■ WRITTEN TASK
Below are some records. Copy every line in them that holds "Campanotto".

## start INPUT MATERIAL

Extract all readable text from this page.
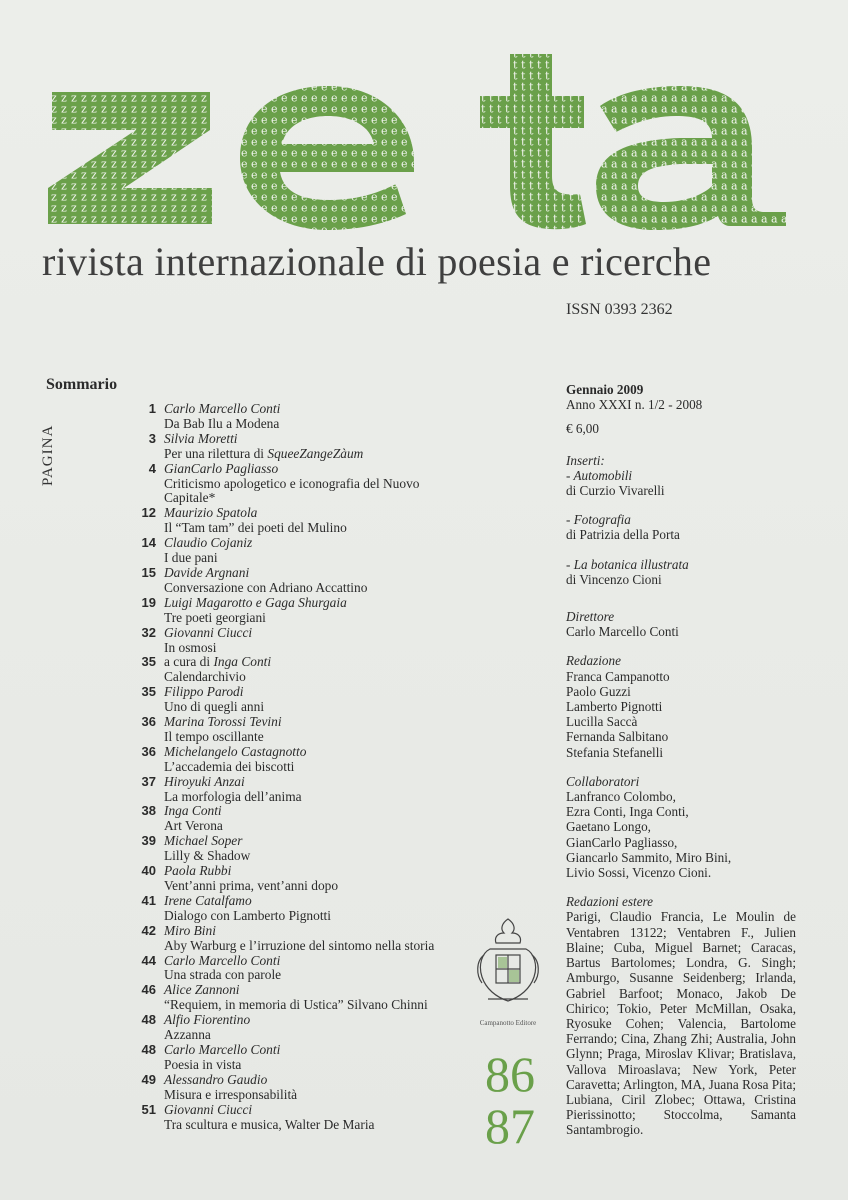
rivista internazionale di poesia e ricerche
ISSN 0393 2362
Sommario
PAGINA
1 Carlo Marcello Conti
Da Bab Ilu a Modena
3 Silvia Moretti
Per una rilettura di SqueeZangeZàum
4 GianCarlo Pagliasso
Criticismo apologetico e iconografia del Nuovo Capitale*
12 Maurizio Spatola
Il “Tam tam” dei poeti del Mulino
14 Claudio Cojaniz
I due pani
15 Davide Argnani
Conversazione con Adriano Accattino
19 Luigi Magarotto e Gaga Shurgaia
Tre poeti georgiani
32 Giovanni Ciucci
In osmosi
35 a cura di Inga Conti
Calendarchivio
35 Filippo Parodi
Uno di quegli anni
36 Marina Torossi Tevini
Il tempo oscillante
36 Michelangelo Castagnotto
L’accademia dei biscotti
37 Hiroyuki Anzai
La morfologia dell’anima
38 Inga Conti
Art Verona
39 Michael Soper
Lilly & Shadow
40 Paola Rubbi
Vent’anni prima, vent’anni dopo
41 Irene Catalfamo
Dialogo con Lamberto Pignotti
42 Miro Bini
Aby Warburg e l’irruzione del sintomo nella storia
44 Carlo Marcello Conti
Una strada con parole
46 Alice Zannoni
“Requiem, in memoria di Ustica” Silvano Chinni
48 Alfio Fiorentino
Azzanna
48 Carlo Marcello Conti
Poesia in vista
49 Alessandro Gaudio
Misura e irresponsabilità
51 Giovanni Ciucci
Tra scultura e musica, Walter De Maria
Gennaio 2009
Anno XXXI n. 1/2 - 2008
€ 6,00
Inserti:
- Automobili
di Curzio Vivarelli
- Fotografia
di Patrizia della Porta
- La botanica illustrata
di Vincenzo Cioni
Direttore
Carlo Marcello Conti
Redazione
Franca Campanotto
Paolo Guzzi
Lamberto Pignotti
Lucilla Saccà
Fernanda Salbitano
Stefania Stefanelli
Collaboratori
Lanfranco Colombo,
Ezra Conti, Inga Conti,
Gaetano Longo,
GianCarlo Pagliasso,
Giancarlo Sammito, Miro Bini,
Livio Sossi, Vicenzo Cioni.
Redazioni estere
Parigi, Claudio Francia, Le Moulin de Ventabren 13122; Ventabren F., Julien Blaine; Cuba, Miguel Barnet; Caracas, Bartus Bartolomes; Londra, G. Singh; Amburgo, Susanne Seidenberg; Irlanda, Gabriel Barfoot; Monaco, Jakob De Chirico; Tokio, Peter McMillan, Osaka, Ryosuke Cohen; Valencia, Bartolome Ferrando; Cina, Zhang Zhi; Australia, John Glynn; Praga, Miroslav Klivar; Bratislava, Vallova Miroaslava; New York, Peter Caravetta; Arlington, MA, Juana Rosa Pita; Lubiana, Ciril Zlobec; Ottawa, Cristina Pierissinotto; Stoccolma, Samanta Santambrogio.
Campanotto Editore
86
87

## end INPUT MATERIAL

■ SOLUTION
Franca Campanotto
Campanotto Editore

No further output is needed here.